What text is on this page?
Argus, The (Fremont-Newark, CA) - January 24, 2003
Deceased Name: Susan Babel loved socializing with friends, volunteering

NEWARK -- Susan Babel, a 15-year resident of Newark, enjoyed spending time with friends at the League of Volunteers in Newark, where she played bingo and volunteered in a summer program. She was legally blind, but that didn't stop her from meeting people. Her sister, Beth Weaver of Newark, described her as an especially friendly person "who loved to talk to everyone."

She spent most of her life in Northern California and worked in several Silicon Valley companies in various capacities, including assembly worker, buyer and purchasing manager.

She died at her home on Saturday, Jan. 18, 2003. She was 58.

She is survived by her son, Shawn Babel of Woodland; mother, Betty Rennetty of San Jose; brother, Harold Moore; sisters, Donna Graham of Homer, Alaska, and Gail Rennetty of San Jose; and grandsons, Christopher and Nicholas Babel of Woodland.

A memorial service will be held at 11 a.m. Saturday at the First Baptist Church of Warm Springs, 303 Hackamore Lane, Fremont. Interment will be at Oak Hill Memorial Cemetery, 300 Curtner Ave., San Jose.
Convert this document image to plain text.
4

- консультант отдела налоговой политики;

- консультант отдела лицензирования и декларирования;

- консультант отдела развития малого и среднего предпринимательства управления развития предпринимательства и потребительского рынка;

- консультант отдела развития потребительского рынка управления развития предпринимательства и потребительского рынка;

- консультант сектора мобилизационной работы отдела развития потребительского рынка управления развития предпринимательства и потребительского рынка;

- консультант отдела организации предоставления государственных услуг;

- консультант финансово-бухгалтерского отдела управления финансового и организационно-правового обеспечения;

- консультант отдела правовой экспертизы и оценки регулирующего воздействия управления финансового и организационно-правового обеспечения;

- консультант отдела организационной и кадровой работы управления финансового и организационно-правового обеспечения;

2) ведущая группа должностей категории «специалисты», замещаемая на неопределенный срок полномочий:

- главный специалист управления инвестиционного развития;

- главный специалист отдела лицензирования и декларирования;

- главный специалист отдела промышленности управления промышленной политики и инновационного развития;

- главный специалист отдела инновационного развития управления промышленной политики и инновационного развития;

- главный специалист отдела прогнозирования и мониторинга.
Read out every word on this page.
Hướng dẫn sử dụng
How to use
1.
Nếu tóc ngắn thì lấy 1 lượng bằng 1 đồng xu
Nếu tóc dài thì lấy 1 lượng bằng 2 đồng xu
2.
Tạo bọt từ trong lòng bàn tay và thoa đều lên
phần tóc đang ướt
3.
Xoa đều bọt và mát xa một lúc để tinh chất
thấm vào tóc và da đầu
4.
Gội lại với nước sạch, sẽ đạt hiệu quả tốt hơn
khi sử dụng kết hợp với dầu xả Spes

_____

* _Stated task_:
Return every line in the listing that contains the word "рынка".

* _The completed task_:
- консультант отдела развития малого и среднего предпринимательства управления развития предпринимательства и потребительского рынка;
- консультант отдела развития потребительского рынка управления развития предпринимательства и потребительского рынка;
- консультант сектора мобилизационной работы отдела развития потребительского рынка управления развития предпринимательства и потребительского рынка;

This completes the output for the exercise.